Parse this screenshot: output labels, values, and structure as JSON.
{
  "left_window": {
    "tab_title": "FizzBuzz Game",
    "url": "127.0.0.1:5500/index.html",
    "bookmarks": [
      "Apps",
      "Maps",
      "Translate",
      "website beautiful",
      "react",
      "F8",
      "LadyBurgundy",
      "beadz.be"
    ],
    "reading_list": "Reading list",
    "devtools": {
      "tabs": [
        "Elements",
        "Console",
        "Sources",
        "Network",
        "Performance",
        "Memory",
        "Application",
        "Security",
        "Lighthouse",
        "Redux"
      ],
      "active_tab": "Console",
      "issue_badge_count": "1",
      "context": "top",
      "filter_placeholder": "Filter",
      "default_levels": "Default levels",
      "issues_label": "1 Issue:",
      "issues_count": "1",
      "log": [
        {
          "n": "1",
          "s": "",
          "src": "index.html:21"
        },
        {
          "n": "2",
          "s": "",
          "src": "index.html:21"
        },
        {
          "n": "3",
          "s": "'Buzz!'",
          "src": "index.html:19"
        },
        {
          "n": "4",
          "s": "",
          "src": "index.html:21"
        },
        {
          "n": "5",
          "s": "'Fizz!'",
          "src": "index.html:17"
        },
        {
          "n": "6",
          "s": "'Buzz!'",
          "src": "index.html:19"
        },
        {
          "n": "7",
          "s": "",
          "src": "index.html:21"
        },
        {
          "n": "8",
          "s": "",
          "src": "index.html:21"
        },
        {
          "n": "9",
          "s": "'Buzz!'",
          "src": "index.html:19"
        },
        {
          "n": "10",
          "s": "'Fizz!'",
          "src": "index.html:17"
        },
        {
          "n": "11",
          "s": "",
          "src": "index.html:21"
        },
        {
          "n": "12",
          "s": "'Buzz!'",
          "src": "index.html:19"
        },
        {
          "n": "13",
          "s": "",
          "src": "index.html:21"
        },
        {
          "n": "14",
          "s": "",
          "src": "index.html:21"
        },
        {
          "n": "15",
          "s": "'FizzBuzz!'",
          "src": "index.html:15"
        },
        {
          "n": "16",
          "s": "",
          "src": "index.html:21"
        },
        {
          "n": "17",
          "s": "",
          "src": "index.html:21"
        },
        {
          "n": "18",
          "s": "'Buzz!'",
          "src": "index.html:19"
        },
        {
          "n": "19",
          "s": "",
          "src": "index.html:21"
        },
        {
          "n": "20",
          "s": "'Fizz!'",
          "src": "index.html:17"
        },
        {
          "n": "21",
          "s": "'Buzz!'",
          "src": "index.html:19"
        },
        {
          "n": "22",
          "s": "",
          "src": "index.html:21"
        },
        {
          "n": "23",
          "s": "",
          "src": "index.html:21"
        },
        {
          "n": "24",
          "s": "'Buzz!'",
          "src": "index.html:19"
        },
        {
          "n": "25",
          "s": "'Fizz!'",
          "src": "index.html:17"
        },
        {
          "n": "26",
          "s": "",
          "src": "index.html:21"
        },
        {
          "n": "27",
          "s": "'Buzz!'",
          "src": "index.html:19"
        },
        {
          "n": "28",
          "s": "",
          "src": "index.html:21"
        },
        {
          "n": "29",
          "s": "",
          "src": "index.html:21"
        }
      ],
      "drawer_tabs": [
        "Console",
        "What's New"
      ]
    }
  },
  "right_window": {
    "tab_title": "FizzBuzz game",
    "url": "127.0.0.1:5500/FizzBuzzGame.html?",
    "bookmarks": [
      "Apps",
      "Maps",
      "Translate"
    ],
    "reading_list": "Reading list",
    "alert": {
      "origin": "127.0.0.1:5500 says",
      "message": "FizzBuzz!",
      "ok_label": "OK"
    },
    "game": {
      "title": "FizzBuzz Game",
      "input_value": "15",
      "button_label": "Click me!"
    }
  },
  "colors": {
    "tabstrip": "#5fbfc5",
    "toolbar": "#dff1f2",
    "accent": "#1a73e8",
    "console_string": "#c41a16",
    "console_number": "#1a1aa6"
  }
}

--------------------

▶ _What you have to do_: Transcribe each entry exactly.

▶ _Written solution_:
Parse this screenshot: output labels, values, and structure as JSON.
{
  "left_window": {
    "tab_title": "FizzBuzz Game",
    "url": "127.0.0.1:5500/index.html",
    "bookmarks": [
      "Apps",
      "Maps",
      "Translate",
      "website beautiful",
      "react",
      "F8",
      "LadyBurgundy",
      "beadz.be"
    ],
    "reading_list": "Reading list",
    "devtools": {
      "tabs": [
        "Elements",
        "Console",
        "Sources",
        "Network",
        "Performance",
        "Memory",
        "Application",
        "Security",
        "Lighthouse",
        "Redux"
      ],
      "active_tab": "Console",
      "issue_badge_count": "1",
      "context": "top",
      "filter_placeholder": "Filter",
      "default_levels": "Default levels",
      "issues_label": "1 Issue:",
      "issues_count": "1",
      "log": [
        {
          "n": "1",
          "s": "",
          "src": "index.html:21"
        },
        {
          "n": "2",
          "s": "",
          "src": "index.html:21"
        },
        {
          "n": "3",
          "s": "'Buzz!'",
          "src": "index.html:19"
        },
        {
          "n": "4",
          "s": "",
          "src": "index.html:21"
        },
        {
          "n": "5",
          "s": "'Fizz!'",
          "src": "index.html:17"
        },
        {
          "n": "6",
          "s": "'Buzz!'",
          "src": "index.html:19"
        },
        {
          "n": "7",
          "s": "",
          "src": "index.html:21"
        },
        {
          "n": "8",
          "s": "",
          "src": "index.html:21"
        },
        {
          "n": "9",
          "s": "'Buzz!'",
          "src": "index.html:19"
        },
        {
          "n": "10",
          "s": "'Fizz!'",
          "src": "index.html:17"
        },
        {
          "n": "11",
          "s": "",
          "src": "index.html:21"
        },
        {
          "n": "12",
          "s": "'Buzz!'",
          "src": "index.html:19"
        },
        {
          "n": "13",
          "s": "",
          "src": "index.html:21"
        },
        {
          "n": "14",
          "s": "",
          "src": "index.html:21"
        },
        {
          "n": "15",
          "s": "'FizzBuzz!'",
          "src": "index.html:15"
        },
        {
          "n": "16",
          "s": "",
          "src": "index.html:21"
        },
        {
          "n": "17",
          "s": "",
          "src": "index.html:21"
        },
        {
          "n": "18",
          "s": "'Buzz!'",
          "src": "index.html:19"
        },
        {
          "n": "19",
          "s": "",
          "src": "index.html:21"
        },
        {
          "n": "20",
          "s": "'Fizz!'",
          "src": "index.html:17"
        },
        {
          "n": "21",
          "s": "'Buzz!'",
          "src": "index.html:19"
        },
        {
          "n": "22",
          "s": "",
          "src": "index.html:21"
        },
        {
          "n": "23",
          "s": "",
          "src": "index.html:21"
        },
        {
          "n": "24",
          "s": "'Buzz!'",
          "src": "index.html:19"
        },
        {
          "n": "25",
          "s": "'Fizz!'",
          "src": "index.html:17"
        },
        {
          "n": "26",
          "s": "",
          "src": "index.html:21"
        },
        {
          "n": "27",
          "s": "'Buzz!'",
          "src": "index.html:19"
        },
        {
          "n": "28",
          "s": "",
          "src": "index.html:21"
        },
        {
          "n": "29",
          "s": "",
          "src": "index.html:21"
        }
      ],
      "drawer_tabs": [
        "Console",
        "What's New"
      ]
    }
  },
  "right_window": {
    "tab_title": "FizzBuzz game",
    "url": "127.0.0.1:5500/FizzBuzzGame.html?",
    "bookmarks": [
      "Apps",
      "Maps",
      "Translate"
    ],
    "reading_list": "Reading list",
    "alert": {
      "origin": "127.0.0.1:5500 says",
      "message": "FizzBuzz!",
      "ok_label": "OK"
    },
    "game": {
      "title": "FizzBuzz Game",
      "input_value": "15",
      "button_label": "Click me!"
    }
  },
  "colors": {
    "tabstrip": "#5fbfc5",
    "toolbar": "#dff1f2",
    "accent": "#1a73e8",
    "console_string": "#c41a16",
    "console_number": "#1a1aa6"
  }
}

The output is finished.